*** EXCERPT

Run the cell below to activate the widget. Play with the parameter values until you are completely familiar with what each one does, and confirm that the model results from last week are indeed those that minimize the mean of the squared residuals.

In [5]:
x0_slider = widgets.FloatSlider(value=0, min=-10, max=10, step=0.1, description='x0')
x1_slider = widgets.FloatSlider(value=0, min=-0.1, max=0.1, step=0.001, description='x1')
x2_slider = widgets.FloatSlider(value=1, min=-1, max=1, step=0.01, description='x2')

interact(model_widget,
         x0=x0_slider, x1=x1_slider, x2=x2_slider, x3=fixed(None),
         m=[('Data Type 1', m1_blue), ('Data Type 2', m2_blue)]);
interactive(children=(FloatSlider(value=0.0, description='x0', max=10.0, min=-10.0), FloatSlider(value=0.0, de…

Preparing for Another Set of Models¶

Hopefully you found it useful for keeping track of our models in dictionaries. If not, well---maybe you will after this GA, because we are going to do it again! The next cell takes care of initializing a new set of dictionaries for our work

Tip: if you would like to see a list of the keys and values in a dictionary, you can try adapting this code:

print("Keys and Values:")
for key, value in YOUR_DICTIONARY_NAME.items():
    print(f"{key:16s} -->    {value}")

******
*** DATA PROVIDED

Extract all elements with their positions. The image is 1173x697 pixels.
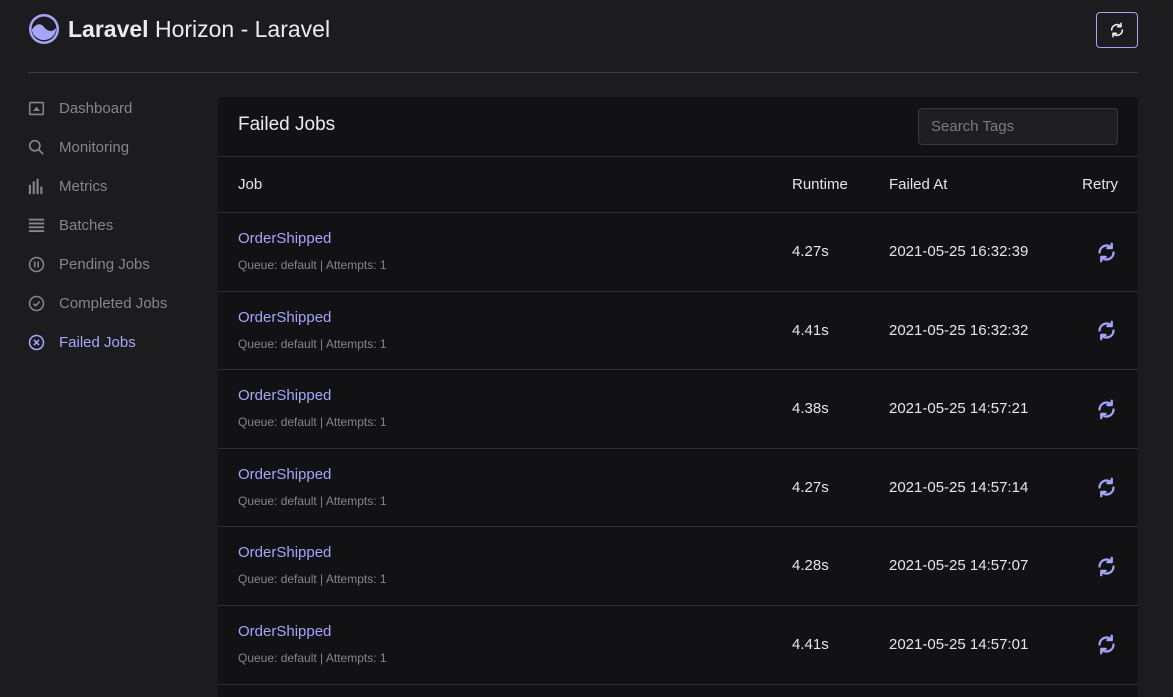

******

DIRECTIVES:
1/ Copy the stretch of the model-fitting notebook excerpt from "Run the cell" through "max=1, step=0.01, description='x2')", word for word.
2/ Supply the next part of the model-fitting notebook excerpt, starting right after its final line.

FINAL ANSWERS:
1/
Run the cell below to activate the widget. Play with the parameter values until you are completely familiar with what each one does, and confirm that the model results from last week are indeed those that minimize the mean of the squared residuals.

In [5]:
x0_slider = widgets.FloatSlider(value=0, min=-10, max=10, step=0.1, description='x0')
x1_slider = widgets.FloatSlider(value=0, min=-0.1, max=0.1, step=0.001, description='x1')
x2_slider = widgets.FloatSlider(value=1, min=-1, max=1, step=0.01, description='x2')

2/
Task 0.3:

Run the cell below to initialize the dictionaries for our non-linear least squares models. Once again, we will have a model for GNSS and another for INSAR data.

In [6]:
def initialize_new_dict(d_old):
    d = {}
    d['data_type'] = d_old['data_type']
    d['model_type'] = 'Non-Linear Least Squares'
    d['times'] = d_old['times']
    d['y'] = d_old['y']
    d['Sigma_Y'] = d_old['Sigma_Y']
    d['days'] = d_old['days']
    d['groundwater'] = d_old['groundwater']
    d['groundwater_data'] = d_old['groundwater_data']
    return d

m1 = initialize_new_dict(m1_blue)
m2 = initialize_new_dict(m2_blue)

Task 0.4:

Confirm that the stochastic model is transferred properly by printing the appropriate key-value pair in the dictionary.

In [7]:
# YOUR_CODE_HERE

# SOLUTION:
# First uncomment and run this to quickly view the keys:
# for key in m1.keys():
#     print(key)
# Clearly Sigma_Y is what we need:
print(m1['Sigma_Y'])
print(m2['Sigma_Y'])
[[4. 0. 0. ... 0. 0. 0.]
 [0. 4. 0. ... 0. 0. 0.]
 [0. 0. 4. ... 0. 0. 0.]
 ...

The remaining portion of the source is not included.